◆ **Dataset records**
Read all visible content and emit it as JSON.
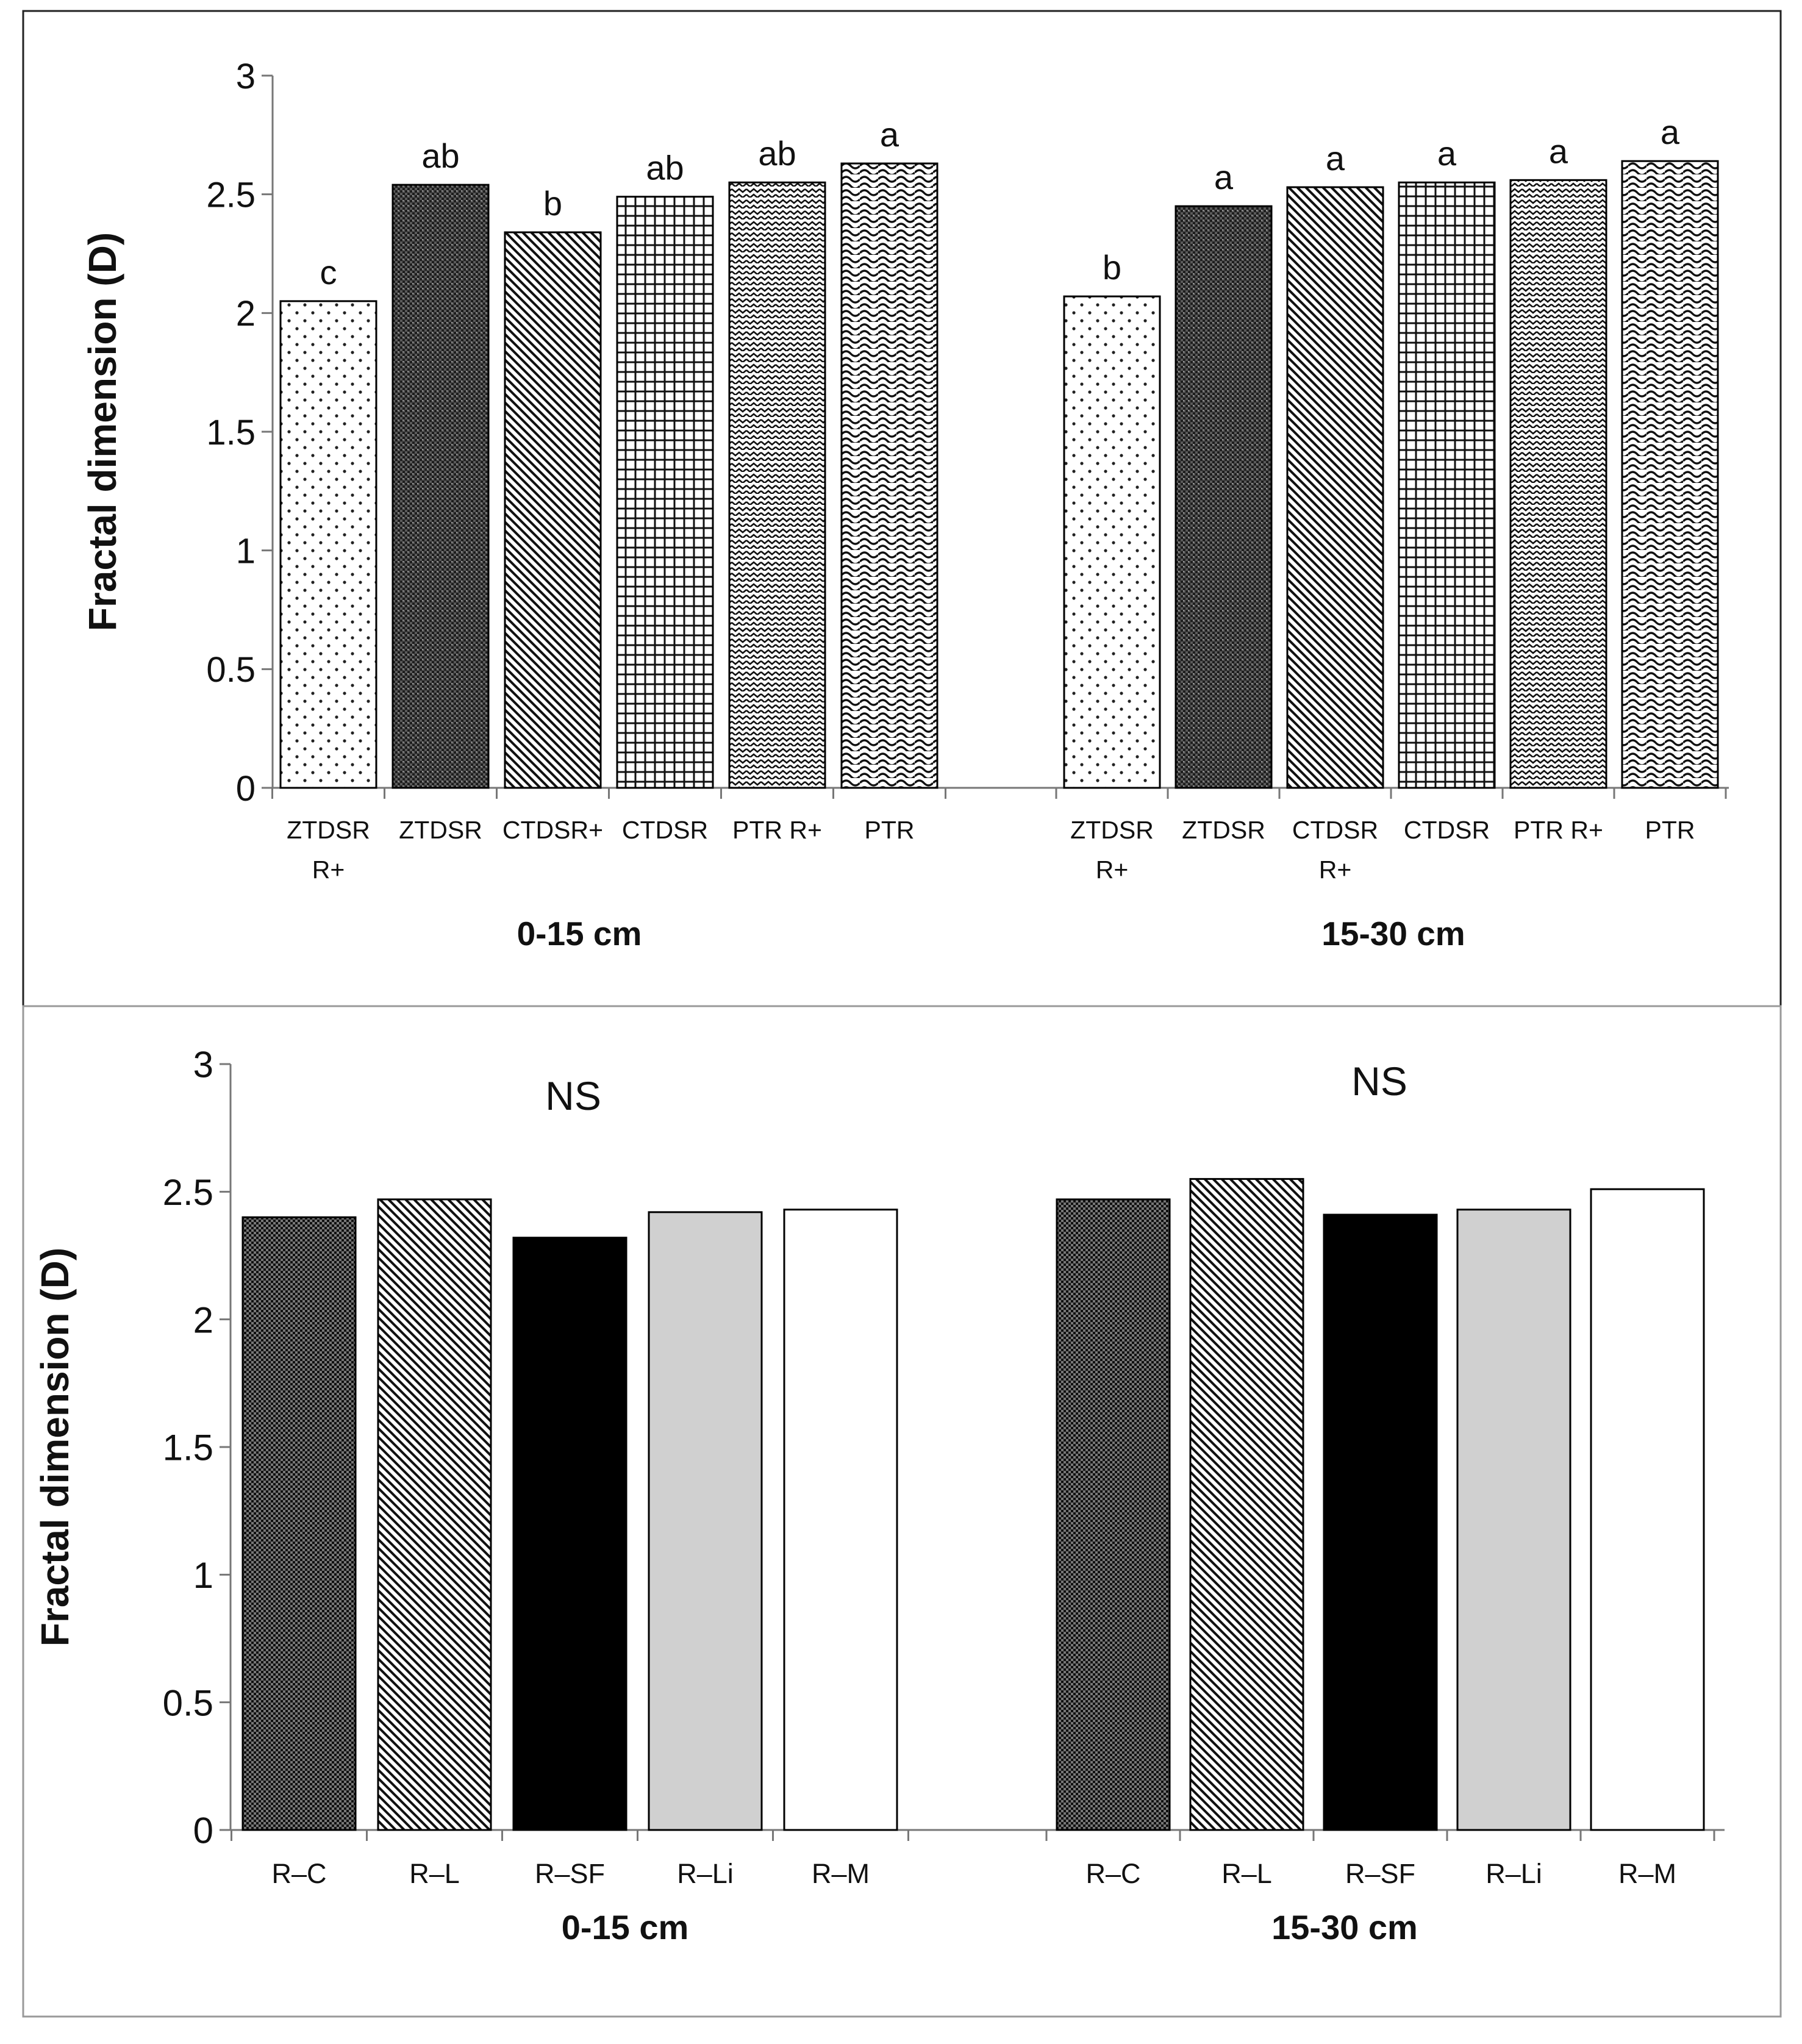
{
  "chart_data": [
    {
      "type": "bar",
      "ylabel": "Fractal dimension (D)",
      "ylim": [
        0,
        3
      ],
      "yticks": [
        "0",
        "0.5",
        "1",
        "1.5",
        "2",
        "2.5",
        "3"
      ],
      "grid": false,
      "groups": [
        {
          "label": "0-15 cm",
          "bars": [
            {
              "category": [
                "ZTDSR",
                "R+"
              ],
              "value": 2.05,
              "label": "c",
              "pattern": "dots"
            },
            {
              "category": [
                "ZTDSR"
              ],
              "value": 2.54,
              "label": "ab",
              "pattern": "dense"
            },
            {
              "category": [
                "CTDSR+"
              ],
              "value": 2.34,
              "label": "b",
              "pattern": "diag"
            },
            {
              "category": [
                "CTDSR"
              ],
              "value": 2.49,
              "label": "ab",
              "pattern": "grid"
            },
            {
              "category": [
                "PTR R+"
              ],
              "value": 2.55,
              "label": "ab",
              "pattern": "hzig"
            },
            {
              "category": [
                "PTR"
              ],
              "value": 2.63,
              "label": "a",
              "pattern": "wave"
            }
          ]
        },
        {
          "label": "15-30 cm",
          "bars": [
            {
              "category": [
                "ZTDSR",
                "R+"
              ],
              "value": 2.07,
              "label": "b",
              "pattern": "dots"
            },
            {
              "category": [
                "ZTDSR"
              ],
              "value": 2.45,
              "label": "a",
              "pattern": "dense"
            },
            {
              "category": [
                "CTDSR",
                "R+"
              ],
              "value": 2.53,
              "label": "a",
              "pattern": "diag"
            },
            {
              "category": [
                "CTDSR"
              ],
              "value": 2.55,
              "label": "a",
              "pattern": "grid"
            },
            {
              "category": [
                "PTR R+"
              ],
              "value": 2.56,
              "label": "a",
              "pattern": "hzig"
            },
            {
              "category": [
                "PTR"
              ],
              "value": 2.64,
              "label": "a",
              "pattern": "wave"
            }
          ]
        }
      ]
    },
    {
      "type": "bar",
      "ylabel": "Fractal dimension (D)",
      "ylim": [
        0,
        3
      ],
      "yticks": [
        "0",
        "0.5",
        "1",
        "1.5",
        "2",
        "2.5",
        "3"
      ],
      "grid": false,
      "groups": [
        {
          "label": "0-15 cm",
          "annotation": "NS",
          "bars": [
            {
              "category": [
                "R–C"
              ],
              "value": 2.4,
              "pattern": "checker"
            },
            {
              "category": [
                "R–L"
              ],
              "value": 2.47,
              "pattern": "diag"
            },
            {
              "category": [
                "R–SF"
              ],
              "value": 2.32,
              "pattern": "black"
            },
            {
              "category": [
                "R–Li"
              ],
              "value": 2.42,
              "pattern": "gray"
            },
            {
              "category": [
                "R–M"
              ],
              "value": 2.43,
              "pattern": "white"
            }
          ]
        },
        {
          "label": "15-30 cm",
          "annotation": "NS",
          "bars": [
            {
              "category": [
                "R–C"
              ],
              "value": 2.47,
              "pattern": "checker"
            },
            {
              "category": [
                "R–L"
              ],
              "value": 2.55,
              "pattern": "diag"
            },
            {
              "category": [
                "R–SF"
              ],
              "value": 2.41,
              "pattern": "black"
            },
            {
              "category": [
                "R–Li"
              ],
              "value": 2.43,
              "pattern": "gray"
            },
            {
              "category": [
                "R–M"
              ],
              "value": 2.51,
              "pattern": "white"
            }
          ]
        }
      ]
    }
  ]
}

◆ **Work to complete**
Output the data above without changes, apart from leaving out the pictures.

◆ **Complete response**
Read all visible content and emit it as JSON.
{
  "chart_data": [
    {
      "type": "bar",
      "ylabel": "Fractal dimension (D)",
      "ylim": [
        0,
        3
      ],
      "yticks": [
        "0",
        "0.5",
        "1",
        "1.5",
        "2",
        "2.5",
        "3"
      ],
      "grid": false,
      "groups": [
        {
          "label": "0-15 cm",
          "bars": [
            {
              "category": [
                "ZTDSR",
                "R+"
              ],
              "value": 2.05,
              "label": "c",
              "pattern": "dots"
            },
            {
              "category": [
                "ZTDSR"
              ],
              "value": 2.54,
              "label": "ab",
              "pattern": "dense"
            },
            {
              "category": [
                "CTDSR+"
              ],
              "value": 2.34,
              "label": "b",
              "pattern": "diag"
            },
            {
              "category": [
                "CTDSR"
              ],
              "value": 2.49,
              "label": "ab",
              "pattern": "grid"
            },
            {
              "category": [
                "PTR R+"
              ],
              "value": 2.55,
              "label": "ab",
              "pattern": "hzig"
            },
            {
              "category": [
                "PTR"
              ],
              "value": 2.63,
              "label": "a",
              "pattern": "wave"
            }
          ]
        },
        {
          "label": "15-30 cm",
          "bars": [
            {
              "category": [
                "ZTDSR",
                "R+"
              ],
              "value": 2.07,
              "label": "b",
              "pattern": "dots"
            },
            {
              "category": [
                "ZTDSR"
              ],
              "value": 2.45,
              "label": "a",
              "pattern": "dense"
            },
            {
              "category": [
                "CTDSR",
                "R+"
              ],
              "value": 2.53,
              "label": "a",
              "pattern": "diag"
            },
            {
              "category": [
                "CTDSR"
              ],
              "value": 2.55,
              "label": "a",
              "pattern": "grid"
            },
            {
              "category": [
                "PTR R+"
              ],
              "value": 2.56,
              "label": "a",
              "pattern": "hzig"
            },
            {
              "category": [
                "PTR"
              ],
              "value": 2.64,
              "label": "a",
              "pattern": "wave"
            }
          ]
        }
      ]
    },
    {
      "type": "bar",
      "ylabel": "Fractal dimension (D)",
      "ylim": [
        0,
        3
      ],
      "yticks": [
        "0",
        "0.5",
        "1",
        "1.5",
        "2",
        "2.5",
        "3"
      ],
      "grid": false,
      "groups": [
        {
          "label": "0-15 cm",
          "annotation": "NS",
          "bars": [
            {
              "category": [
                "R–C"
              ],
              "value": 2.4,
              "pattern": "checker"
            },
            {
              "category": [
                "R–L"
              ],
              "value": 2.47,
              "pattern": "diag"
            },
            {
              "category": [
                "R–SF"
              ],
              "value": 2.32,
              "pattern": "black"
            },
            {
              "category": [
                "R–Li"
              ],
              "value": 2.42,
              "pattern": "gray"
            },
            {
              "category": [
                "R–M"
              ],
              "value": 2.43,
              "pattern": "white"
            }
          ]
        },
        {
          "label": "15-30 cm",
          "annotation": "NS",
          "bars": [
            {
              "category": [
                "R–C"
              ],
              "value": 2.47,
              "pattern": "checker"
            },
            {
              "category": [
                "R–L"
              ],
              "value": 2.55,
              "pattern": "diag"
            },
            {
              "category": [
                "R–SF"
              ],
              "value": 2.41,
              "pattern": "black"
            },
            {
              "category": [
                "R–Li"
              ],
              "value": 2.43,
              "pattern": "gray"
            },
            {
              "category": [
                "R–M"
              ],
              "value": 2.51,
              "pattern": "white"
            }
          ]
        }
      ]
    }
  ]
}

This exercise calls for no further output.